Report each line of the data that has "JSON" somewhere in it.

··· Data supplied

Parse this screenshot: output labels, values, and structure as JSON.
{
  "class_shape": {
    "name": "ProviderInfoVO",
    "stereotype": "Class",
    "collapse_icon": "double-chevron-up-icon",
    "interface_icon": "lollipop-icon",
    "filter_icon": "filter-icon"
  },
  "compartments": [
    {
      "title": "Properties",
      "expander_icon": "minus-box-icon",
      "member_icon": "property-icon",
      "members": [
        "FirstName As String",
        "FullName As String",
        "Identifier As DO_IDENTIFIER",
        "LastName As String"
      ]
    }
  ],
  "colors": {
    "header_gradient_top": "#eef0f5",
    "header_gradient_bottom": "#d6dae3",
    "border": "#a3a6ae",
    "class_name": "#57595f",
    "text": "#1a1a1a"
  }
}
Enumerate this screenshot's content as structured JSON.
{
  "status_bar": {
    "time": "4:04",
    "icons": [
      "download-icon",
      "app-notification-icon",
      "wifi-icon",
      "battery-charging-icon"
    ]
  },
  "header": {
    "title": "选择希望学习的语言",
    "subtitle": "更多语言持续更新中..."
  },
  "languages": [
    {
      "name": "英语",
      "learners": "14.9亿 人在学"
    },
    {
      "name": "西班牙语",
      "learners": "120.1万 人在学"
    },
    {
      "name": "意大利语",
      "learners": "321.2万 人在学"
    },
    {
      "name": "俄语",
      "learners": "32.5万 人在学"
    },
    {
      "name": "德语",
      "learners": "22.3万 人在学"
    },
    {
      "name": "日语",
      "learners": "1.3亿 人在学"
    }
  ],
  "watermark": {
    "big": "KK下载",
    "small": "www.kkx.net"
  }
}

······

Exercise solution —
Parse this screenshot: output labels, values, and structure as JSON.
Enumerate this screenshot's content as structured JSON.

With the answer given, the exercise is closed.